#### [A run of records]
^^^^

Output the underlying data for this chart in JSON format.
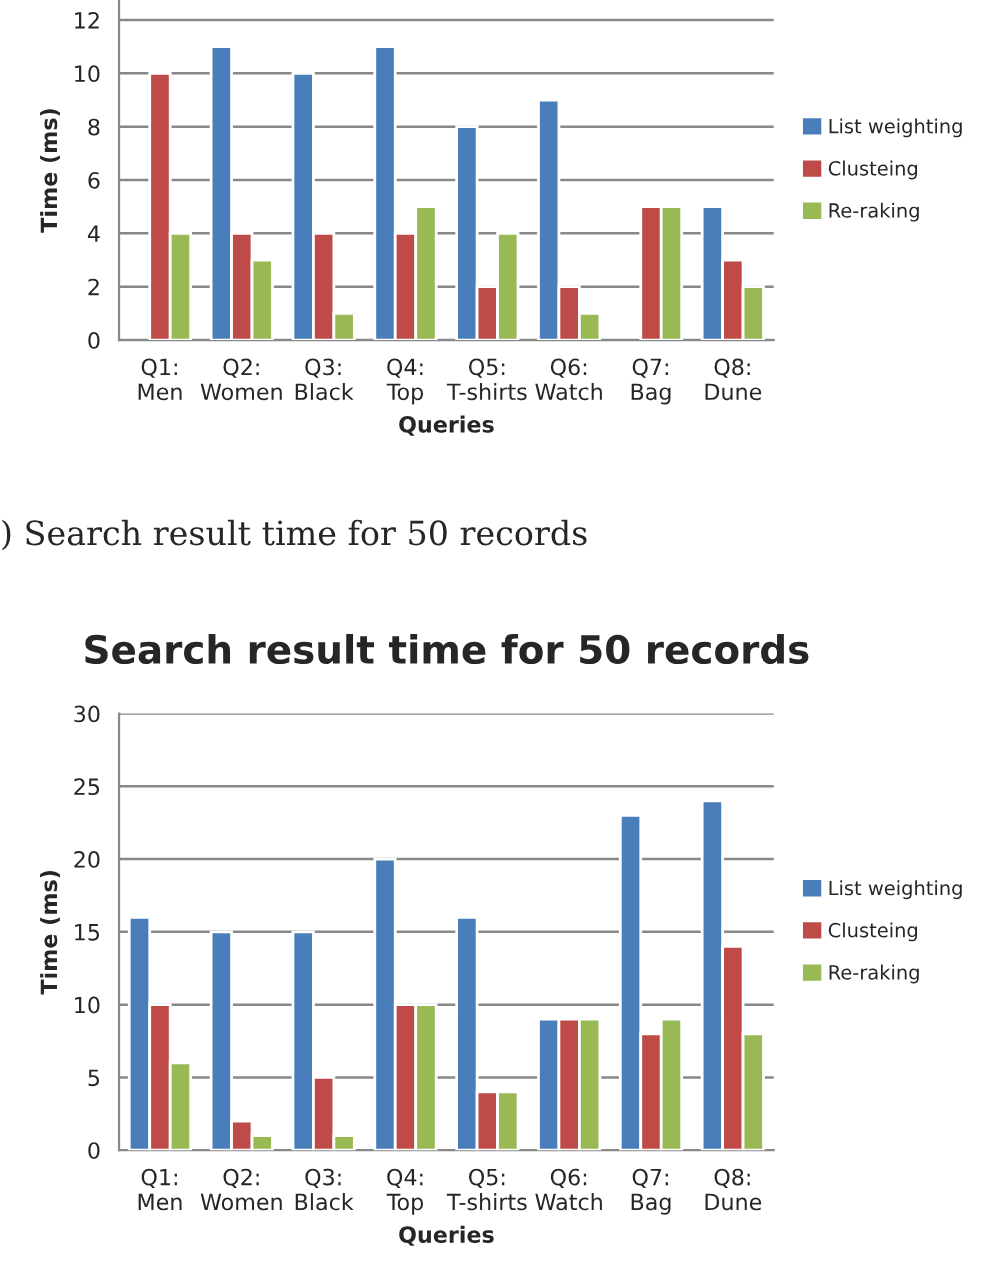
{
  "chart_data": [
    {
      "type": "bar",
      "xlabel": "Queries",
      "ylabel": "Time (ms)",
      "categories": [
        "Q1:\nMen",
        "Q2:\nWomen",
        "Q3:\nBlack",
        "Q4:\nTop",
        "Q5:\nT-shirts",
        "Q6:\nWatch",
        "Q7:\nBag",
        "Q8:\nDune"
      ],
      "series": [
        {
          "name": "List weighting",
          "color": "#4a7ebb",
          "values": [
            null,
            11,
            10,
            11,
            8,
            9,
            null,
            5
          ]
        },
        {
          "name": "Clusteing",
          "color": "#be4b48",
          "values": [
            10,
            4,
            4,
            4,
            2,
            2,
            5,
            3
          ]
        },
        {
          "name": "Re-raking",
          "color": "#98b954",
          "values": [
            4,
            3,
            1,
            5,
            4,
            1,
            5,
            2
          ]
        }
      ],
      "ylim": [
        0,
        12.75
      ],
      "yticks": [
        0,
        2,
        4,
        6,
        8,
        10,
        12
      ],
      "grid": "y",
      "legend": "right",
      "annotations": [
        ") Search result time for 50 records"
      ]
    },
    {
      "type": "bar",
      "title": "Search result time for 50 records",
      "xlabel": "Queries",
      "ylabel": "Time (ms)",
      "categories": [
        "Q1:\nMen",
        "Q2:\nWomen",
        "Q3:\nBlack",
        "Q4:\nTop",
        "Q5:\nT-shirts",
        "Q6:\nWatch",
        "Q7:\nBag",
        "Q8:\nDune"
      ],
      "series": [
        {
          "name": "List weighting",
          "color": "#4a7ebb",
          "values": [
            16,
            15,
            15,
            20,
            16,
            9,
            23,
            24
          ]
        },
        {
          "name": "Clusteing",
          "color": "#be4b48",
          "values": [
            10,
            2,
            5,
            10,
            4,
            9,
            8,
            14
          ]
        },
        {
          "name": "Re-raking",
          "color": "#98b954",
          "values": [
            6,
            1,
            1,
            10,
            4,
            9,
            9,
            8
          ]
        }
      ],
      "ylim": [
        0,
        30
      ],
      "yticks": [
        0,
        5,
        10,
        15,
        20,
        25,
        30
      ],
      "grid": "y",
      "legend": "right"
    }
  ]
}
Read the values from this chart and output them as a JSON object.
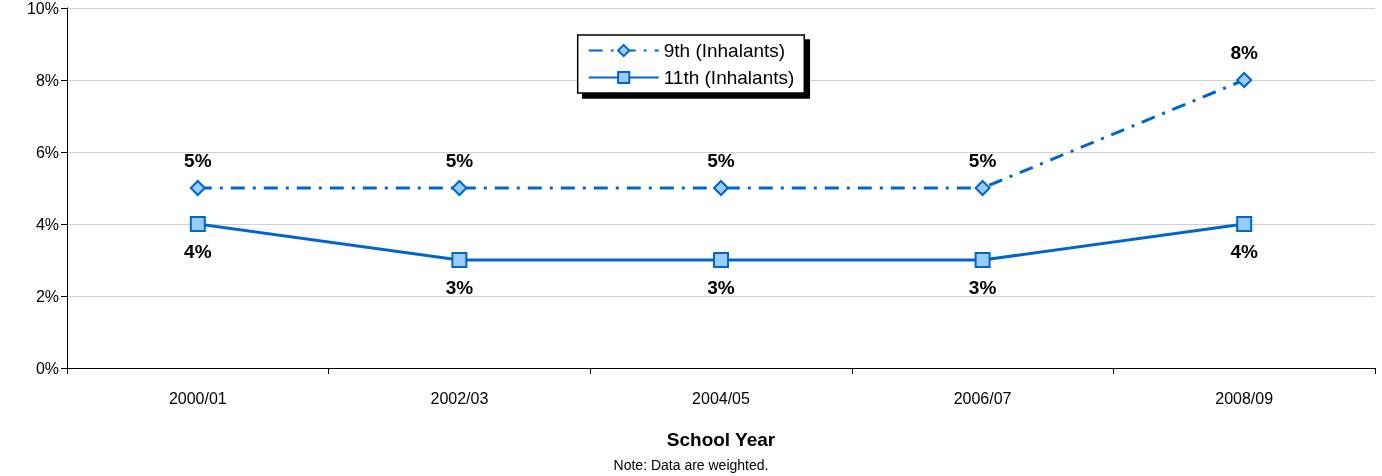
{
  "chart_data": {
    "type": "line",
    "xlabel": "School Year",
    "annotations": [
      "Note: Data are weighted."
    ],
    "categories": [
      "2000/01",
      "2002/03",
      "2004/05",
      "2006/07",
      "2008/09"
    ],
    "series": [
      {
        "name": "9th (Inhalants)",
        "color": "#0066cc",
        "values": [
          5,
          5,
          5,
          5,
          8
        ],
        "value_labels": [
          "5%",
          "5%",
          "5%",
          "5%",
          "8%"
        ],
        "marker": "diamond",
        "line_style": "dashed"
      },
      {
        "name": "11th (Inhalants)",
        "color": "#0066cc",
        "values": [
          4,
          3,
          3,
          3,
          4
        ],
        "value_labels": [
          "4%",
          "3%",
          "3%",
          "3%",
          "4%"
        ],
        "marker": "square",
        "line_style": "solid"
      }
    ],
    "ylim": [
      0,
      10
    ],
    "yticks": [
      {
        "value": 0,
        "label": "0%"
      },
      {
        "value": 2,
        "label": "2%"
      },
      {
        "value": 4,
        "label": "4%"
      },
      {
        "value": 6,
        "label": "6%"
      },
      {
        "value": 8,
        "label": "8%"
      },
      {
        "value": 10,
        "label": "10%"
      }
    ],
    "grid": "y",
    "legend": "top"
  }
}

^^^^

#### [Short exercise]
Reproduce the records, all of them, word for word; omit the pictures.

#### [Answer to the problem]
Output the underlying data for this chart in JSON format.
{
  "chart_data": [
    {
      "type": "bar",
      "xlabel": "Queries",
      "ylabel": "Time (ms)",
      "categories": [
        "Q1:\nMen",
        "Q2:\nWomen",
        "Q3:\nBlack",
        "Q4:\nTop",
        "Q5:\nT-shirts",
        "Q6:\nWatch",
        "Q7:\nBag",
        "Q8:\nDune"
      ],
      "series": [
        {
          "name": "List weighting",
          "color": "#4a7ebb",
          "values": [
            null,
            11,
            10,
            11,
            8,
            9,
            null,
            5
          ]
        },
        {
          "name": "Clusteing",
          "color": "#be4b48",
          "values": [
            10,
            4,
            4,
            4,
            2,
            2,
            5,
            3
          ]
        },
        {
          "name": "Re-raking",
          "color": "#98b954",
          "values": [
            4,
            3,
            1,
            5,
            4,
            1,
            5,
            2
          ]
        }
      ],
      "ylim": [
        0,
        12.75
      ],
      "yticks": [
        0,
        2,
        4,
        6,
        8,
        10,
        12
      ],
      "grid": "y",
      "legend": "right",
      "annotations": [
        ") Search result time for 50 records"
      ]
    },
    {
      "type": "bar",
      "title": "Search result time for 50 records",
      "xlabel": "Queries",
      "ylabel": "Time (ms)",
      "categories": [
        "Q1:\nMen",
        "Q2:\nWomen",
        "Q3:\nBlack",
        "Q4:\nTop",
        "Q5:\nT-shirts",
        "Q6:\nWatch",
        "Q7:\nBag",
        "Q8:\nDune"
      ],
      "series": [
        {
          "name": "List weighting",
          "color": "#4a7ebb",
          "values": [
            16,
            15,
            15,
            20,
            16,
            9,
            23,
            24
          ]
        },
        {
          "name": "Clusteing",
          "color": "#be4b48",
          "values": [
            10,
            2,
            5,
            10,
            4,
            9,
            8,
            14
          ]
        },
        {
          "name": "Re-raking",
          "color": "#98b954",
          "values": [
            6,
            1,
            1,
            10,
            4,
            9,
            9,
            8
          ]
        }
      ],
      "ylim": [
        0,
        30
      ],
      "yticks": [
        0,
        5,
        10,
        15,
        20,
        25,
        30
      ],
      "grid": "y",
      "legend": "right"
    }
  ]
}
Read the values from this chart and output them as a JSON object.
{
  "chart_data": {
    "type": "line",
    "xlabel": "School Year",
    "annotations": [
      "Note: Data are weighted."
    ],
    "categories": [
      "2000/01",
      "2002/03",
      "2004/05",
      "2006/07",
      "2008/09"
    ],
    "series": [
      {
        "name": "9th (Inhalants)",
        "color": "#0066cc",
        "values": [
          5,
          5,
          5,
          5,
          8
        ],
        "value_labels": [
          "5%",
          "5%",
          "5%",
          "5%",
          "8%"
        ],
        "marker": "diamond",
        "line_style": "dashed"
      },
      {
        "name": "11th (Inhalants)",
        "color": "#0066cc",
        "values": [
          4,
          3,
          3,
          3,
          4
        ],
        "value_labels": [
          "4%",
          "3%",
          "3%",
          "3%",
          "4%"
        ],
        "marker": "square",
        "line_style": "solid"
      }
    ],
    "ylim": [
      0,
      10
    ],
    "yticks": [
      {
        "value": 0,
        "label": "0%"
      },
      {
        "value": 2,
        "label": "2%"
      },
      {
        "value": 4,
        "label": "4%"
      },
      {
        "value": 6,
        "label": "6%"
      },
      {
        "value": 8,
        "label": "8%"
      },
      {
        "value": 10,
        "label": "10%"
      }
    ],
    "grid": "y",
    "legend": "top"
  }
}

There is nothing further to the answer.